== WHAT YOU HAVE TO DO ==
Locate and copy all lines bearing the word "Akses".

== Stored data ==
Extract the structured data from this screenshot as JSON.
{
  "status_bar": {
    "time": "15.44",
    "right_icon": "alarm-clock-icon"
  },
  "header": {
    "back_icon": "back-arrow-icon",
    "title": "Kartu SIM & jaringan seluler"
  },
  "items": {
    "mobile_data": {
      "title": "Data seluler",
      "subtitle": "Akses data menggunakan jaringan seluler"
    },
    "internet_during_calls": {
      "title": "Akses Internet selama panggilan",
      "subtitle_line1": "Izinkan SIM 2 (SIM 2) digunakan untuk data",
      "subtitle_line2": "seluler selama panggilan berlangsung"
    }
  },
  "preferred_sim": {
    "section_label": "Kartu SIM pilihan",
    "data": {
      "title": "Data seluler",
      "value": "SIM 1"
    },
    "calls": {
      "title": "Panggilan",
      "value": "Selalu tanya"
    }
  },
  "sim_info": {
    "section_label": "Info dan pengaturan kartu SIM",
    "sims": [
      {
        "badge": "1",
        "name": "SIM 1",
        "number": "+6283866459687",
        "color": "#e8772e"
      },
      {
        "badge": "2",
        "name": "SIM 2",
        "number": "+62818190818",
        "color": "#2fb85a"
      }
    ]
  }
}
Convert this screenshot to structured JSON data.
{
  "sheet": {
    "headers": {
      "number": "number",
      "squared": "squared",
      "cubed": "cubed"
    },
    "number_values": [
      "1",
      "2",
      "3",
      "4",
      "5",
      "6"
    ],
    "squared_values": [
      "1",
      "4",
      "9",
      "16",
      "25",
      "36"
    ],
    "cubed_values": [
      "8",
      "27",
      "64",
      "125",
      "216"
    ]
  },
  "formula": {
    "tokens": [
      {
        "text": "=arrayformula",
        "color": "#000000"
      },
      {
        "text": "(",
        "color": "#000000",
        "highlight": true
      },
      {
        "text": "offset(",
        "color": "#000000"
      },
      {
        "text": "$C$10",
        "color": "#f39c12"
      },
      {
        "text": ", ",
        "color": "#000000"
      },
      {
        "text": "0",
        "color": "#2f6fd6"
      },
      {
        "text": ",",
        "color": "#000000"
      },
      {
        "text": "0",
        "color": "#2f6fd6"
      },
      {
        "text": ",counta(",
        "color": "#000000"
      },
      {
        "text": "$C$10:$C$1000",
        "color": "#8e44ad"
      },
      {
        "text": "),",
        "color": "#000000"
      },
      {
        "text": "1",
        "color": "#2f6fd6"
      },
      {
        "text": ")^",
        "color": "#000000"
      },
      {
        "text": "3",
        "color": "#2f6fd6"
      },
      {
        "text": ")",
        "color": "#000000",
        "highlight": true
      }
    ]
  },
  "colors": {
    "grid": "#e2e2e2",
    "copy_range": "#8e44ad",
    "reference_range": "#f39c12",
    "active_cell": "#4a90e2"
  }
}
--
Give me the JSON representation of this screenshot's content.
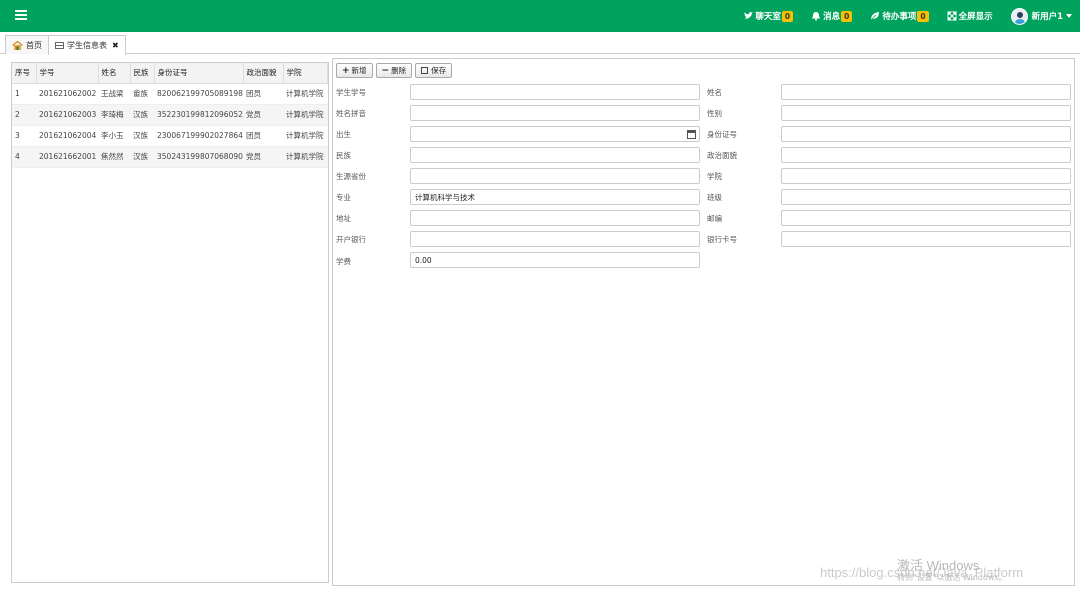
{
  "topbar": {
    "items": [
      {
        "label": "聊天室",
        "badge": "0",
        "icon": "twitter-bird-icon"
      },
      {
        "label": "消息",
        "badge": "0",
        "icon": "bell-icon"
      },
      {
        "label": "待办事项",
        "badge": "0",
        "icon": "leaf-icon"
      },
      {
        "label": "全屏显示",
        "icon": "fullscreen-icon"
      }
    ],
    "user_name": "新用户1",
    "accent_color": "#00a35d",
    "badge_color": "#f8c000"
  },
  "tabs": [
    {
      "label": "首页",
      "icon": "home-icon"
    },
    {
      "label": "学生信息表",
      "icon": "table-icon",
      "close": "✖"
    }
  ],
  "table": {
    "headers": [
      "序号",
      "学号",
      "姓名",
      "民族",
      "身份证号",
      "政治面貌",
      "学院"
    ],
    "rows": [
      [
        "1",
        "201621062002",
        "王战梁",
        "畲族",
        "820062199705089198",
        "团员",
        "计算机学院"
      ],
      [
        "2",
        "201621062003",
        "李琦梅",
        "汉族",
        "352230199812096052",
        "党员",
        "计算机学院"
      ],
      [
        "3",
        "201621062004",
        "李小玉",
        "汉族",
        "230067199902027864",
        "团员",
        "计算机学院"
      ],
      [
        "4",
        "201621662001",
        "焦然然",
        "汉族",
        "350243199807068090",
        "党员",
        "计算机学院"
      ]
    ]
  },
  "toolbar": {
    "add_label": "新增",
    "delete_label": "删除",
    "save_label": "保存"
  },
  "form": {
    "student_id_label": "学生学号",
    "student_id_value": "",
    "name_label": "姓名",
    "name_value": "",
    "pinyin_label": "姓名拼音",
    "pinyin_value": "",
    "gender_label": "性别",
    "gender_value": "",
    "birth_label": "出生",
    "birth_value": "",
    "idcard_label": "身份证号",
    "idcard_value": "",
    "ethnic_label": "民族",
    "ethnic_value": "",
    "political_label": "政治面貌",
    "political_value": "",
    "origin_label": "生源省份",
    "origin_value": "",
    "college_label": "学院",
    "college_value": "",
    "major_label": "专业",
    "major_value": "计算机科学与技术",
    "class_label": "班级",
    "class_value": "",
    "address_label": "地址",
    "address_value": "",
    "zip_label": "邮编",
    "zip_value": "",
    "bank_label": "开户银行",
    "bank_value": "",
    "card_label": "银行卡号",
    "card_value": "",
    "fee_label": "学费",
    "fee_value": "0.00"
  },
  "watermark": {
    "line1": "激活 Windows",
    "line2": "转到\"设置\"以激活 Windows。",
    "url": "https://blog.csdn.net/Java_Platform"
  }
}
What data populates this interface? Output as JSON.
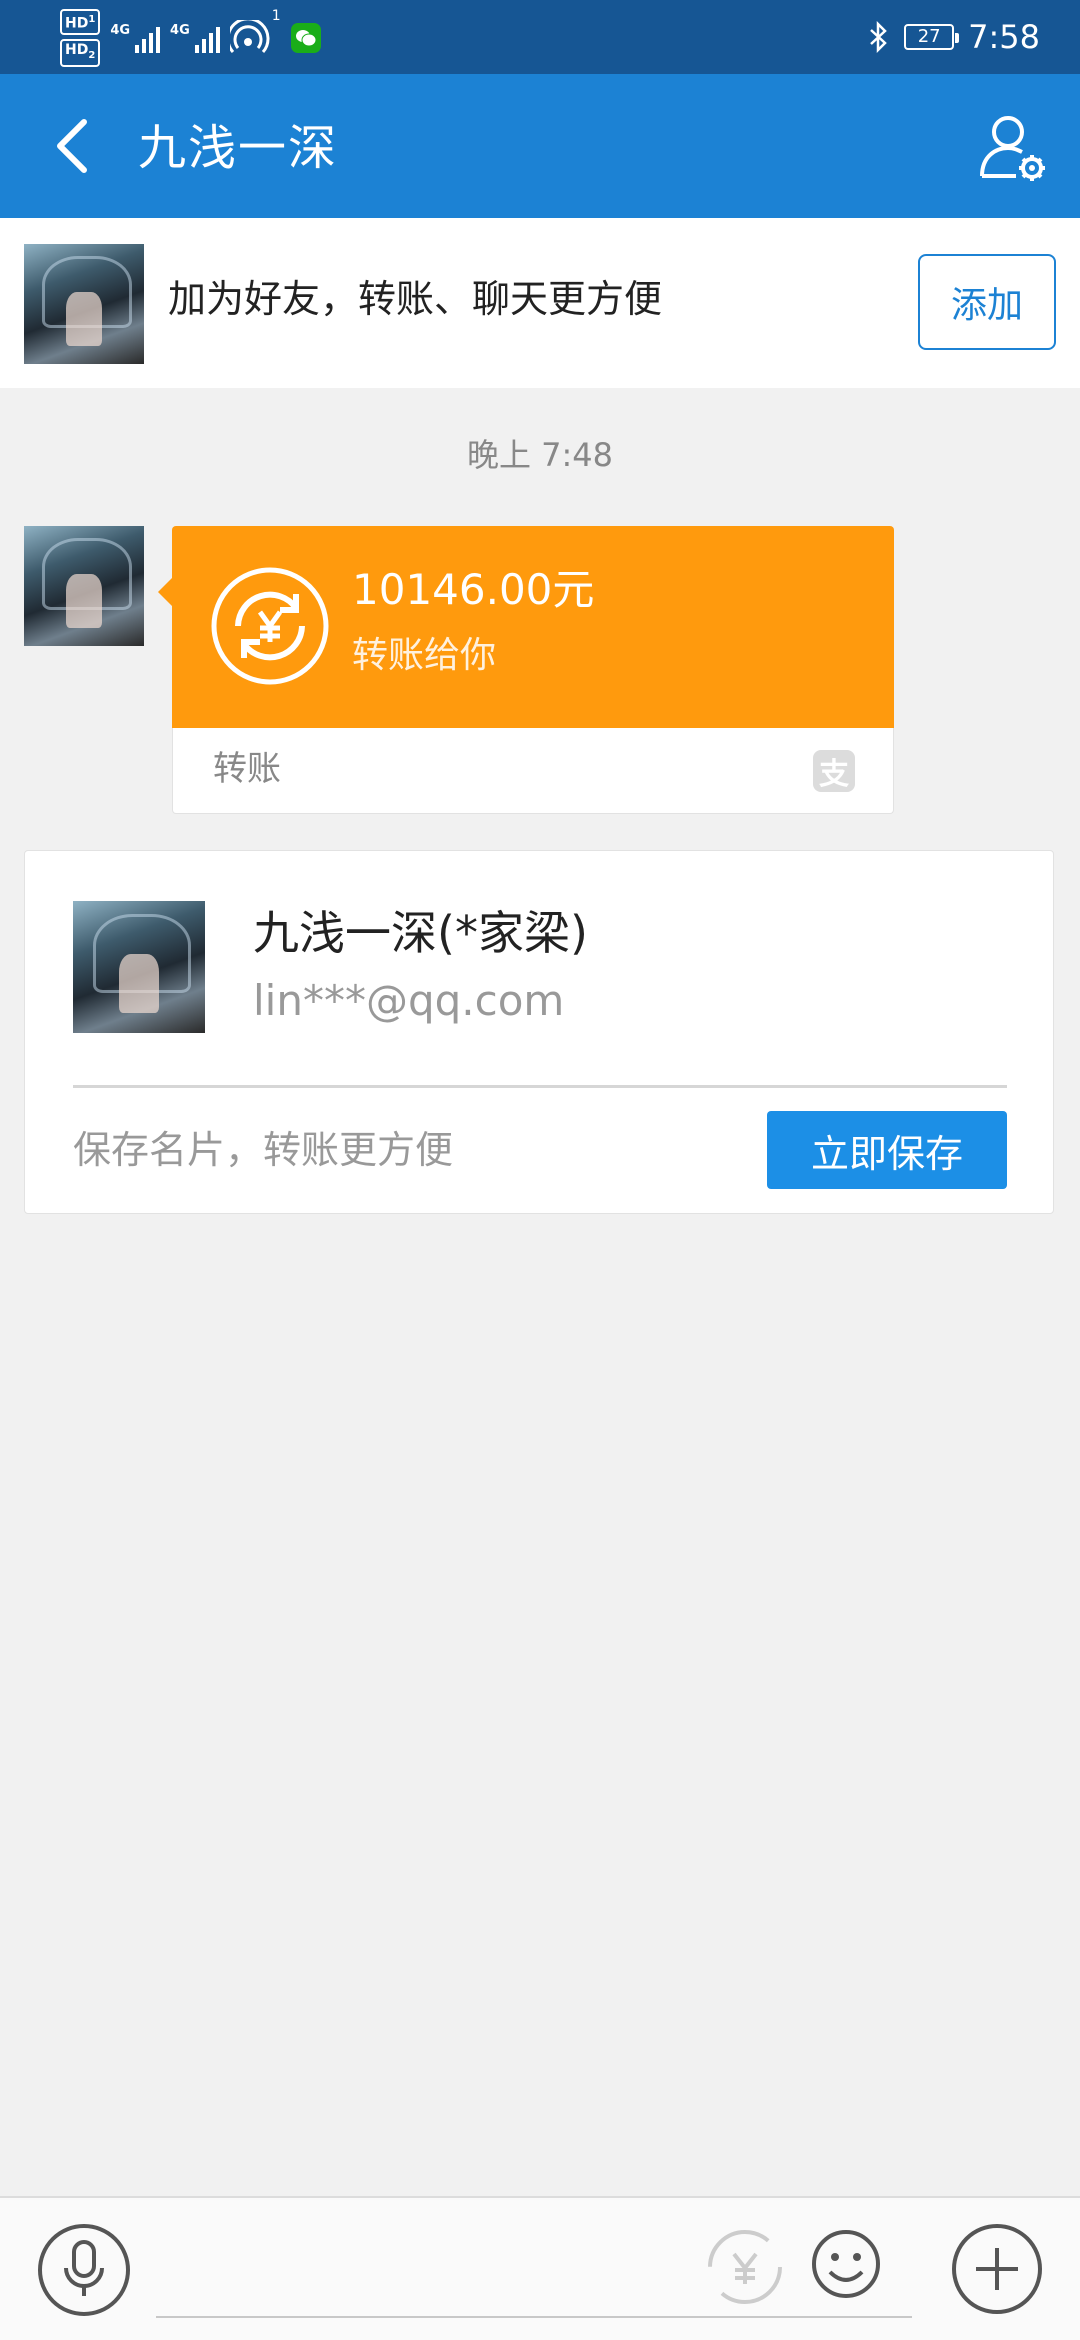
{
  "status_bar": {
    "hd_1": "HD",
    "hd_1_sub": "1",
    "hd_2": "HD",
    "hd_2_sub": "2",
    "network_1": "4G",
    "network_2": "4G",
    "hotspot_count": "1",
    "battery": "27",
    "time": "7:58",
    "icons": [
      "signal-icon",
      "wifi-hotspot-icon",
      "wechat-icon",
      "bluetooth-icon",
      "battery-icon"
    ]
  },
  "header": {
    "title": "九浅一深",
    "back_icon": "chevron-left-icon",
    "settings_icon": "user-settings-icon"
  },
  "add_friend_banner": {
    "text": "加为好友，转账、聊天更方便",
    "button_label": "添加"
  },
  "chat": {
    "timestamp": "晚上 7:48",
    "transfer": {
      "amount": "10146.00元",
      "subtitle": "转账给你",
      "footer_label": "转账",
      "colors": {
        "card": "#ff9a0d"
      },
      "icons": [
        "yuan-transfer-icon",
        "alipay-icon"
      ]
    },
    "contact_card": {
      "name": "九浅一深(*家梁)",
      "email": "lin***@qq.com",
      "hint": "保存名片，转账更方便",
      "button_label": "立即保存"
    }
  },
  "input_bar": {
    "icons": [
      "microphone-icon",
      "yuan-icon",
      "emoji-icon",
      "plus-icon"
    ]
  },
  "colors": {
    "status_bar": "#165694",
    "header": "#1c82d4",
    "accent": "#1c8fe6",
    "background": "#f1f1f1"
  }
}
---
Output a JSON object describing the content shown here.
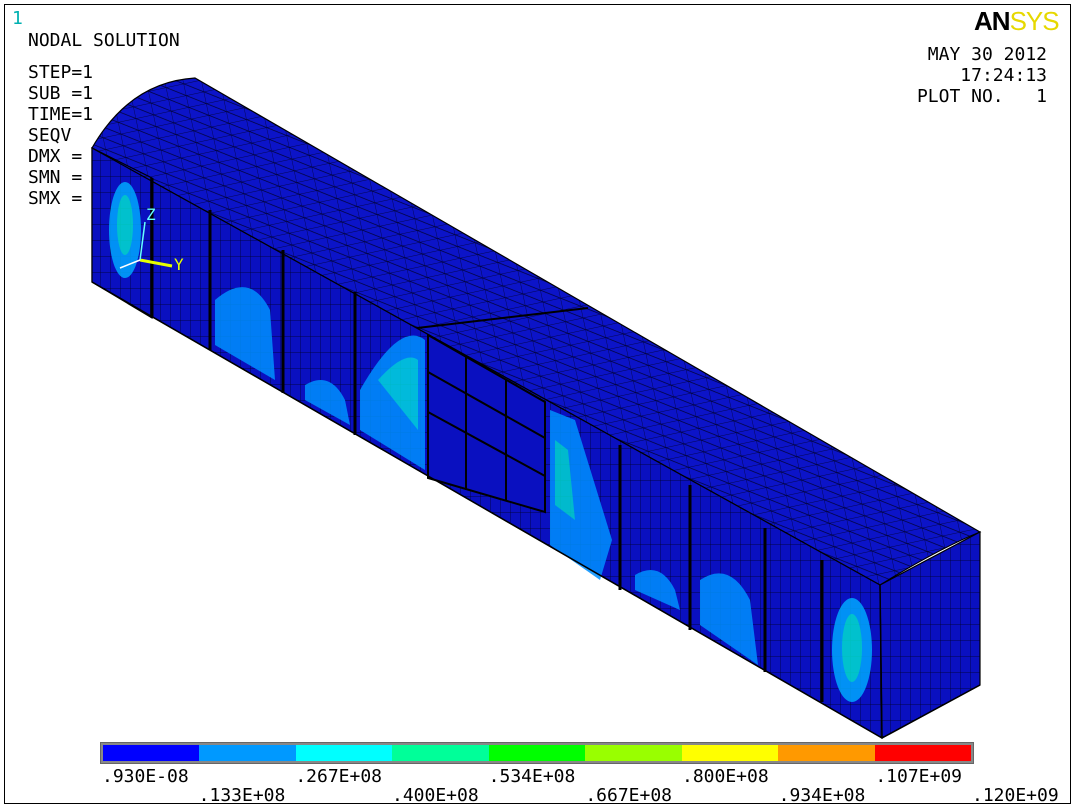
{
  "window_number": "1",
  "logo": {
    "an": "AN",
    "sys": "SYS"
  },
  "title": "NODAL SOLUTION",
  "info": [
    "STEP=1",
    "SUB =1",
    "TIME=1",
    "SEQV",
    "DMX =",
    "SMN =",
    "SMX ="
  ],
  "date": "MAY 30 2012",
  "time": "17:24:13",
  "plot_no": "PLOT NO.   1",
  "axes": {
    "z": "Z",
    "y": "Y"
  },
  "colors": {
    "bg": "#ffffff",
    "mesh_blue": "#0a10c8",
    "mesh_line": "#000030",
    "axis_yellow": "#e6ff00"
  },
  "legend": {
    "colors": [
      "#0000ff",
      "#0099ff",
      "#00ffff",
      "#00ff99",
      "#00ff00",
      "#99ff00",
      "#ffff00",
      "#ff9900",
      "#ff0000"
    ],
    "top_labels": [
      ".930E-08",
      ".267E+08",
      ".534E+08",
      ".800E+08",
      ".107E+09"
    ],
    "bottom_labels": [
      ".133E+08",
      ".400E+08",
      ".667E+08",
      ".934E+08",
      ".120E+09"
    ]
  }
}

== EXERCISE RESULT ==
      "subtitle": "Akses data menggunakan jaringan seluler"
      "title": "Akses Internet selama panggilan",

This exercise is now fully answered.